▼▼▼
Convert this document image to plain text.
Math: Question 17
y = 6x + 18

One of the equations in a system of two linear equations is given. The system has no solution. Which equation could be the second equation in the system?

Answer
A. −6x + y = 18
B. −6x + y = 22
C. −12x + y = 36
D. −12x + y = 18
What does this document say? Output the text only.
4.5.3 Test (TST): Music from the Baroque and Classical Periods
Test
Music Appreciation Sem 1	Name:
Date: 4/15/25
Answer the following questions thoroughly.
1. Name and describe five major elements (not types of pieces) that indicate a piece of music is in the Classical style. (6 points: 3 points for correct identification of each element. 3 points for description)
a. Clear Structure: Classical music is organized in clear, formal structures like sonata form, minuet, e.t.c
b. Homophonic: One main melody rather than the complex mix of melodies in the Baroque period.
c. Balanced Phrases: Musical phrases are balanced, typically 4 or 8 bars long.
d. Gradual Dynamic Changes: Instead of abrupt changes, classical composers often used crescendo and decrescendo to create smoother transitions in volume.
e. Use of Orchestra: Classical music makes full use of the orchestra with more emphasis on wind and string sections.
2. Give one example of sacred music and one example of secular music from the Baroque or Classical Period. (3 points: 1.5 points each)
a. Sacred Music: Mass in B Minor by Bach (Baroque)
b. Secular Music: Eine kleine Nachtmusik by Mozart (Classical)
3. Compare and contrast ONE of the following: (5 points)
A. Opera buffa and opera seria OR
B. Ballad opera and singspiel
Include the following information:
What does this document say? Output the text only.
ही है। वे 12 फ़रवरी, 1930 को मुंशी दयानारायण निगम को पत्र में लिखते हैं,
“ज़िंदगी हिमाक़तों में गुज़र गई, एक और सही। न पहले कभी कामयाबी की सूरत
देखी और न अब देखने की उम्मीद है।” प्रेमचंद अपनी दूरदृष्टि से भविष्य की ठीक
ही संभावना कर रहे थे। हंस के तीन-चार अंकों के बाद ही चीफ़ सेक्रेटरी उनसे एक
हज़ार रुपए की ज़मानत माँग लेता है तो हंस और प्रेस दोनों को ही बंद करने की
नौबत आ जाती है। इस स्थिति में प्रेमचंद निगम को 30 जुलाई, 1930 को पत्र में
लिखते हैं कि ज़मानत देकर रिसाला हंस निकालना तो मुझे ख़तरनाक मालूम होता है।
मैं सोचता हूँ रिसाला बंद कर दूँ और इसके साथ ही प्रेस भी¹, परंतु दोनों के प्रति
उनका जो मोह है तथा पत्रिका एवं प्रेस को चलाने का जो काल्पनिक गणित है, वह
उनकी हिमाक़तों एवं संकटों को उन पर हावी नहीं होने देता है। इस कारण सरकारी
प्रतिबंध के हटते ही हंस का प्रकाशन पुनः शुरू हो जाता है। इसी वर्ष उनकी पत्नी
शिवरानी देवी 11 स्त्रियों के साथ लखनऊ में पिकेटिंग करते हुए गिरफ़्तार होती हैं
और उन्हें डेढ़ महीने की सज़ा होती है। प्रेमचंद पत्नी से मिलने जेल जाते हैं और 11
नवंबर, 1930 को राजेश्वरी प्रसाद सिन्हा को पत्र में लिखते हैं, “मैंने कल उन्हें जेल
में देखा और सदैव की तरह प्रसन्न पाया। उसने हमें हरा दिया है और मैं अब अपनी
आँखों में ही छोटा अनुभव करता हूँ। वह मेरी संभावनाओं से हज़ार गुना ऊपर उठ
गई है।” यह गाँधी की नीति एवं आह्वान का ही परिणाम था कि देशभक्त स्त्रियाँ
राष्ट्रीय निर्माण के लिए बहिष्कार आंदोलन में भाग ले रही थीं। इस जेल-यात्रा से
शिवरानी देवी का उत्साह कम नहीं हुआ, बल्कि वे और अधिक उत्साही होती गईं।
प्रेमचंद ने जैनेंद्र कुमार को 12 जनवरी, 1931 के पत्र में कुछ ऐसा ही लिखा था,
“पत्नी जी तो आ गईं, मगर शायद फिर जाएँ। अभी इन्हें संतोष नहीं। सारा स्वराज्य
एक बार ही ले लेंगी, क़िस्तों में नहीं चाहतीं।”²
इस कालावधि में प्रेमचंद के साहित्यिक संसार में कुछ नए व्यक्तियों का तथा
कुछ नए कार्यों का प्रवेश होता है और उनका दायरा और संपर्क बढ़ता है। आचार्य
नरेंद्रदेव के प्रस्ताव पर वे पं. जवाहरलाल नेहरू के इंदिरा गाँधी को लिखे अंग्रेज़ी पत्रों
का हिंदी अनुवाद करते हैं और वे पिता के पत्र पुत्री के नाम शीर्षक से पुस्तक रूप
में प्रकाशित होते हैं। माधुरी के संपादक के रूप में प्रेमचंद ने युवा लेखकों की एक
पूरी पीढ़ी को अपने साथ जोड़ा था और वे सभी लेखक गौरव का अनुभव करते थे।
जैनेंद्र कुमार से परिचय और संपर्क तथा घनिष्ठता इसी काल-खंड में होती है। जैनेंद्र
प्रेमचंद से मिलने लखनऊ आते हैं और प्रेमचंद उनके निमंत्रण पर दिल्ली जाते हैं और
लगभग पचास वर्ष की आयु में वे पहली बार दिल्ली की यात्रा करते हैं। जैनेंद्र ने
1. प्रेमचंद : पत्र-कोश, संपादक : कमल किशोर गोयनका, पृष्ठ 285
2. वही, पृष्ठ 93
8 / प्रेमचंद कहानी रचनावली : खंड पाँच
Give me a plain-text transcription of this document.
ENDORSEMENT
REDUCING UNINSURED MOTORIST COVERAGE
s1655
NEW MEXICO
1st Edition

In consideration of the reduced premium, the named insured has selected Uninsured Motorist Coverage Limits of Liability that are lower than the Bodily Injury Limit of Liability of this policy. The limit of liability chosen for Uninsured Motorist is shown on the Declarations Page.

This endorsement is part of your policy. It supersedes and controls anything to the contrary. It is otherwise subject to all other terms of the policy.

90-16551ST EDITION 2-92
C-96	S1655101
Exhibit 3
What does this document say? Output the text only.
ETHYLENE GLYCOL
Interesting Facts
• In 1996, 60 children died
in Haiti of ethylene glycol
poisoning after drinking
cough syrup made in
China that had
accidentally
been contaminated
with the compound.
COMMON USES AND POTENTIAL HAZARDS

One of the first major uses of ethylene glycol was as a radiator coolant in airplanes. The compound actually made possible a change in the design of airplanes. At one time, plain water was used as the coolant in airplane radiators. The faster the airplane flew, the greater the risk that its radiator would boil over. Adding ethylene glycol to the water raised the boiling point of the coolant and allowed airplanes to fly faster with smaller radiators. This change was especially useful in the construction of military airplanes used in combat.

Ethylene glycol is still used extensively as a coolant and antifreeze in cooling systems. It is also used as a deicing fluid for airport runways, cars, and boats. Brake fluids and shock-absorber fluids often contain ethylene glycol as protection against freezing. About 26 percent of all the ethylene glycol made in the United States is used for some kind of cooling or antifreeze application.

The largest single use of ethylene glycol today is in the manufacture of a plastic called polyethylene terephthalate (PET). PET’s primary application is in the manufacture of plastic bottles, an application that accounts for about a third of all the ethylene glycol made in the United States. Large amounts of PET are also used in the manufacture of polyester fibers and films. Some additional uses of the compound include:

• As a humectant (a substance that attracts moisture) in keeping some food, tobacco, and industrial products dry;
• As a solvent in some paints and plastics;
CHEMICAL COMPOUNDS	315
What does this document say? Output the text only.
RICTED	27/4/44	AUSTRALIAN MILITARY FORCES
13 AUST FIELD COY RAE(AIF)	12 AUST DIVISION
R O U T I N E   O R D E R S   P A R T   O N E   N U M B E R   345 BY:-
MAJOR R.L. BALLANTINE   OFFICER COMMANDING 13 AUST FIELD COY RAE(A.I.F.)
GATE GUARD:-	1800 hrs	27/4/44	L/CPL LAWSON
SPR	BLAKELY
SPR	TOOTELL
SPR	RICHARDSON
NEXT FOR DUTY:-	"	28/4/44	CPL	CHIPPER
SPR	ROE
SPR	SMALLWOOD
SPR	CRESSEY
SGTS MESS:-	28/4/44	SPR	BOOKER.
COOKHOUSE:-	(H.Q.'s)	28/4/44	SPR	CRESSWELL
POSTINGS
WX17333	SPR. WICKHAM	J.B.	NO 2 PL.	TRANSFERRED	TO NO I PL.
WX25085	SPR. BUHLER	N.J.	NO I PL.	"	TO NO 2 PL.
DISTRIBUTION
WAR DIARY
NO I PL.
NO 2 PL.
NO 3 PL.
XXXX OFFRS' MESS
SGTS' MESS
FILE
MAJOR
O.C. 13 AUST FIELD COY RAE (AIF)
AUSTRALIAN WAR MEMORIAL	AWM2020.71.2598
▲▲▲
* [Task requirements]:
Report the number of lines that include the string "opera"; return nothing but the count.

* [Right answer]:
2